** start LISTING **

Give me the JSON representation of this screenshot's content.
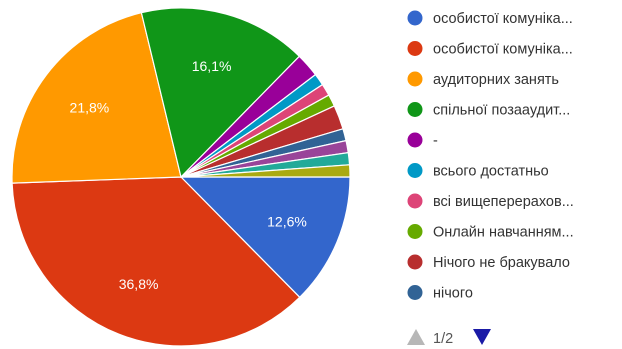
{
  "chart_data": {
    "type": "pie",
    "slices": [
      {
        "name": "особистої комуніка...",
        "value": 12.6,
        "label": "12,6%",
        "color": "#3366cc"
      },
      {
        "name": "особистої комуніка...",
        "value": 36.8,
        "label": "36,8%",
        "color": "#dc3912"
      },
      {
        "name": "аудиторних занять",
        "value": 21.8,
        "label": "21,8%",
        "color": "#ff9900"
      },
      {
        "name": "спільної позааудит...",
        "value": 16.1,
        "label": "16,1%",
        "color": "#109618"
      },
      {
        "name": "-",
        "value": 2.3,
        "label": "",
        "color": "#990099"
      },
      {
        "name": "всього достатньо",
        "value": 1.15,
        "label": "",
        "color": "#0099c6"
      },
      {
        "name": "всі вищеперерахов...",
        "value": 1.15,
        "label": "",
        "color": "#dd4477"
      },
      {
        "name": "Онлайн навчанням...",
        "value": 1.15,
        "label": "",
        "color": "#66aa00"
      },
      {
        "name": "Нічого не бракувало",
        "value": 2.3,
        "label": "",
        "color": "#b82e2e"
      },
      {
        "name": "нічого",
        "value": 1.15,
        "label": "",
        "color": "#316395"
      },
      {
        "name": "",
        "value": 1.15,
        "label": "",
        "color": "#994499"
      },
      {
        "name": "",
        "value": 1.15,
        "label": "",
        "color": "#22aa99"
      },
      {
        "name": "",
        "value": 1.15,
        "label": "",
        "color": "#aaaa11"
      }
    ],
    "legend_position": "right"
  },
  "legend_pager": {
    "text": "1/2",
    "up_color": "#b7b7b7",
    "down_color": "#1a1aa6"
  }
}
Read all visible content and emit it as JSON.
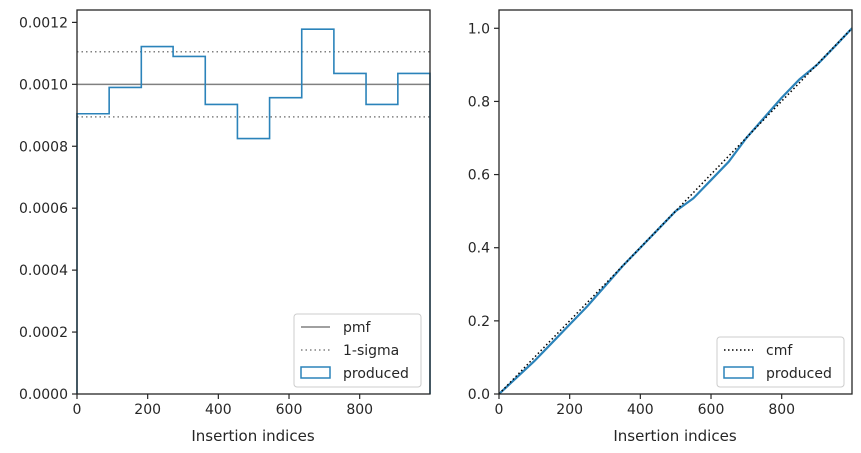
{
  "chart_data": [
    {
      "type": "histogram-step",
      "xlabel": "Insertion indices",
      "xlim": [
        0,
        999
      ],
      "ylim": [
        0,
        0.00124
      ],
      "xticks": [
        0,
        200,
        400,
        600,
        800
      ],
      "yticks": [
        0,
        0.0002,
        0.0004,
        0.0006,
        0.0008,
        0.001,
        0.0012
      ],
      "ytick_labels": [
        "0.0000",
        "0.0002",
        "0.0004",
        "0.0006",
        "0.0008",
        "0.0010",
        "0.0012"
      ],
      "xtick_labels": [
        "0",
        "200",
        "400",
        "600",
        "800"
      ],
      "bin_edges": [
        0,
        91,
        182,
        272,
        363,
        454,
        545,
        636,
        727,
        818,
        908,
        999
      ],
      "produced": [
        0.000905,
        0.00099,
        0.001122,
        0.00109,
        0.000935,
        0.000825,
        0.000957,
        0.001178,
        0.001035,
        0.000935,
        0.001035
      ],
      "pmf": 0.001,
      "sigma_upper": 0.001105,
      "sigma_lower": 0.000895,
      "legend": [
        "pmf",
        "1-sigma",
        "produced"
      ],
      "legend_position": "lower-right",
      "colors": {
        "produced": "#2b83ba",
        "pmf": "#808080",
        "sigma": "#808080"
      }
    },
    {
      "type": "line",
      "xlabel": "Insertion indices",
      "xlim": [
        0,
        999
      ],
      "ylim": [
        0,
        1.05
      ],
      "xticks": [
        0,
        200,
        400,
        600,
        800
      ],
      "yticks": [
        0,
        0.2,
        0.4,
        0.6,
        0.8,
        1.0
      ],
      "ytick_labels": [
        "0.0",
        "0.2",
        "0.4",
        "0.6",
        "0.8",
        "1.0"
      ],
      "xtick_labels": [
        "0",
        "200",
        "400",
        "600",
        "800"
      ],
      "cmf": {
        "x": [
          0,
          999
        ],
        "y": [
          0,
          1.0
        ]
      },
      "produced": {
        "x": [
          0,
          50,
          100,
          150,
          200,
          250,
          300,
          350,
          400,
          450,
          500,
          550,
          600,
          650,
          700,
          750,
          800,
          850,
          900,
          950,
          999
        ],
        "y": [
          0,
          0.045,
          0.09,
          0.14,
          0.19,
          0.24,
          0.295,
          0.35,
          0.4,
          0.45,
          0.5,
          0.535,
          0.585,
          0.635,
          0.7,
          0.755,
          0.81,
          0.86,
          0.9,
          0.95,
          1.0
        ]
      },
      "legend": [
        "cmf",
        "produced"
      ],
      "legend_position": "lower-right",
      "colors": {
        "produced": "#2b83ba",
        "cmf": "#000000"
      }
    }
  ]
}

** end LISTING **

## GIVEN REQUEST:
Repeat the records in full, exactly as they appear, without the pictures.

## EXERCISE RESPONSE:
Give me the JSON representation of this screenshot's content.
{
  "chart_data": {
    "type": "pie",
    "slices": [
      {
        "name": "особистої комуніка...",
        "value": 12.6,
        "label": "12,6%",
        "color": "#3366cc"
      },
      {
        "name": "особистої комуніка...",
        "value": 36.8,
        "label": "36,8%",
        "color": "#dc3912"
      },
      {
        "name": "аудиторних занять",
        "value": 21.8,
        "label": "21,8%",
        "color": "#ff9900"
      },
      {
        "name": "спільної позааудит...",
        "value": 16.1,
        "label": "16,1%",
        "color": "#109618"
      },
      {
        "name": "-",
        "value": 2.3,
        "label": "",
        "color": "#990099"
      },
      {
        "name": "всього достатньо",
        "value": 1.15,
        "label": "",
        "color": "#0099c6"
      },
      {
        "name": "всі вищеперерахов...",
        "value": 1.15,
        "label": "",
        "color": "#dd4477"
      },
      {
        "name": "Онлайн навчанням...",
        "value": 1.15,
        "label": "",
        "color": "#66aa00"
      },
      {
        "name": "Нічого не бракувало",
        "value": 2.3,
        "label": "",
        "color": "#b82e2e"
      },
      {
        "name": "нічого",
        "value": 1.15,
        "label": "",
        "color": "#316395"
      },
      {
        "name": "",
        "value": 1.15,
        "label": "",
        "color": "#994499"
      },
      {
        "name": "",
        "value": 1.15,
        "label": "",
        "color": "#22aa99"
      },
      {
        "name": "",
        "value": 1.15,
        "label": "",
        "color": "#aaaa11"
      }
    ],
    "legend_position": "right"
  },
  "legend_pager": {
    "text": "1/2",
    "up_color": "#b7b7b7",
    "down_color": "#1a1aa6"
  }
}
Read all visible content and emit it as JSON.
{
  "chart_data": [
    {
      "type": "histogram-step",
      "xlabel": "Insertion indices",
      "xlim": [
        0,
        999
      ],
      "ylim": [
        0,
        0.00124
      ],
      "xticks": [
        0,
        200,
        400,
        600,
        800
      ],
      "yticks": [
        0,
        0.0002,
        0.0004,
        0.0006,
        0.0008,
        0.001,
        0.0012
      ],
      "ytick_labels": [
        "0.0000",
        "0.0002",
        "0.0004",
        "0.0006",
        "0.0008",
        "0.0010",
        "0.0012"
      ],
      "xtick_labels": [
        "0",
        "200",
        "400",
        "600",
        "800"
      ],
      "bin_edges": [
        0,
        91,
        182,
        272,
        363,
        454,
        545,
        636,
        727,
        818,
        908,
        999
      ],
      "produced": [
        0.000905,
        0.00099,
        0.001122,
        0.00109,
        0.000935,
        0.000825,
        0.000957,
        0.001178,
        0.001035,
        0.000935,
        0.001035
      ],
      "pmf": 0.001,
      "sigma_upper": 0.001105,
      "sigma_lower": 0.000895,
      "legend": [
        "pmf",
        "1-sigma",
        "produced"
      ],
      "legend_position": "lower-right",
      "colors": {
        "produced": "#2b83ba",
        "pmf": "#808080",
        "sigma": "#808080"
      }
    },
    {
      "type": "line",
      "xlabel": "Insertion indices",
      "xlim": [
        0,
        999
      ],
      "ylim": [
        0,
        1.05
      ],
      "xticks": [
        0,
        200,
        400,
        600,
        800
      ],
      "yticks": [
        0,
        0.2,
        0.4,
        0.6,
        0.8,
        1.0
      ],
      "ytick_labels": [
        "0.0",
        "0.2",
        "0.4",
        "0.6",
        "0.8",
        "1.0"
      ],
      "xtick_labels": [
        "0",
        "200",
        "400",
        "600",
        "800"
      ],
      "cmf": {
        "x": [
          0,
          999
        ],
        "y": [
          0,
          1.0
        ]
      },
      "produced": {
        "x": [
          0,
          50,
          100,
          150,
          200,
          250,
          300,
          350,
          400,
          450,
          500,
          550,
          600,
          650,
          700,
          750,
          800,
          850,
          900,
          950,
          999
        ],
        "y": [
          0,
          0.045,
          0.09,
          0.14,
          0.19,
          0.24,
          0.295,
          0.35,
          0.4,
          0.45,
          0.5,
          0.535,
          0.585,
          0.635,
          0.7,
          0.755,
          0.81,
          0.86,
          0.9,
          0.95,
          1.0
        ]
      },
      "legend": [
        "cmf",
        "produced"
      ],
      "legend_position": "lower-right",
      "colors": {
        "produced": "#2b83ba",
        "cmf": "#000000"
      }
    }
  ]
}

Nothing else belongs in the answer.